(Work to be completed)
Filter the listing and keep only the lines with the word "複数回答形式".

(Figure dataset records)
=-=-=
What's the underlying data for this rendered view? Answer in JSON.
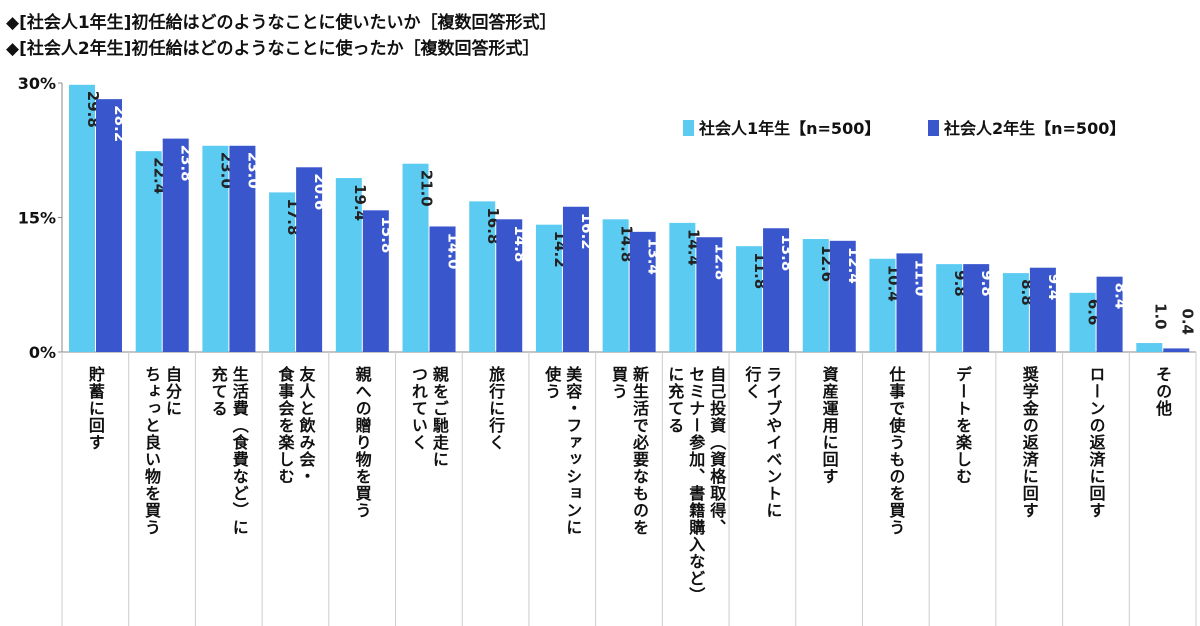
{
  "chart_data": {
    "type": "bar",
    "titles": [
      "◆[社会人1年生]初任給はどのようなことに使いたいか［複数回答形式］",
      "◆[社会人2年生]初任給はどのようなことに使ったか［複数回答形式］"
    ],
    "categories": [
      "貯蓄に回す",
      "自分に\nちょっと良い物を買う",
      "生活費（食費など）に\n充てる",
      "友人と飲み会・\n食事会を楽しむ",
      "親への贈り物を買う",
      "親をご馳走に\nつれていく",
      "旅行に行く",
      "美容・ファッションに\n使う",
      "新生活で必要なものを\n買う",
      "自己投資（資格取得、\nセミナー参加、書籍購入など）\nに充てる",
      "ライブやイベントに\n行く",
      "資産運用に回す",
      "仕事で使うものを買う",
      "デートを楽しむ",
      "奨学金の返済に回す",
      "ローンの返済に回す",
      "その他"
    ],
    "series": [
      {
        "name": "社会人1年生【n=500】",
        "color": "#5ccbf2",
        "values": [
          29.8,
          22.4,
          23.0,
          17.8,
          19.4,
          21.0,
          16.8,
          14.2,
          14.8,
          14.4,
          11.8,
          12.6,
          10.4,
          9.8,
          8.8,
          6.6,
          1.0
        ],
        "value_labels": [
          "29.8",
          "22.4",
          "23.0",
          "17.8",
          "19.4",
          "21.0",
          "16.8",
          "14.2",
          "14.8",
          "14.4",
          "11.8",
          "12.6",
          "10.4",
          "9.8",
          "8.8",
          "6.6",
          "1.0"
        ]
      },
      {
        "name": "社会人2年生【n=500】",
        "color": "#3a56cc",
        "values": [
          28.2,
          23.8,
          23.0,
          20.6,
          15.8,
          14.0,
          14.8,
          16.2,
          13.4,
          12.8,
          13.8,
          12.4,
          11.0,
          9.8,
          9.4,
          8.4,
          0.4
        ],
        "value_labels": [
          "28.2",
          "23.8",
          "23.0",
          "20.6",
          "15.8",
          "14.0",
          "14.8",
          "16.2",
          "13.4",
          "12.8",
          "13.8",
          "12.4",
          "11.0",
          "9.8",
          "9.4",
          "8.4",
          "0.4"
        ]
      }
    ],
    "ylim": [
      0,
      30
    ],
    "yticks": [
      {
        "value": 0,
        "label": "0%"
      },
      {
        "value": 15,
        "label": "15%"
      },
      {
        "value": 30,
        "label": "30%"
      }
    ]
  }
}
=-=-=
(Result for this task)
      "◆[社会人1年生]初任給はどのようなことに使いたいか［複数回答形式］",
      "◆[社会人2年生]初任給はどのようなことに使ったか［複数回答形式］"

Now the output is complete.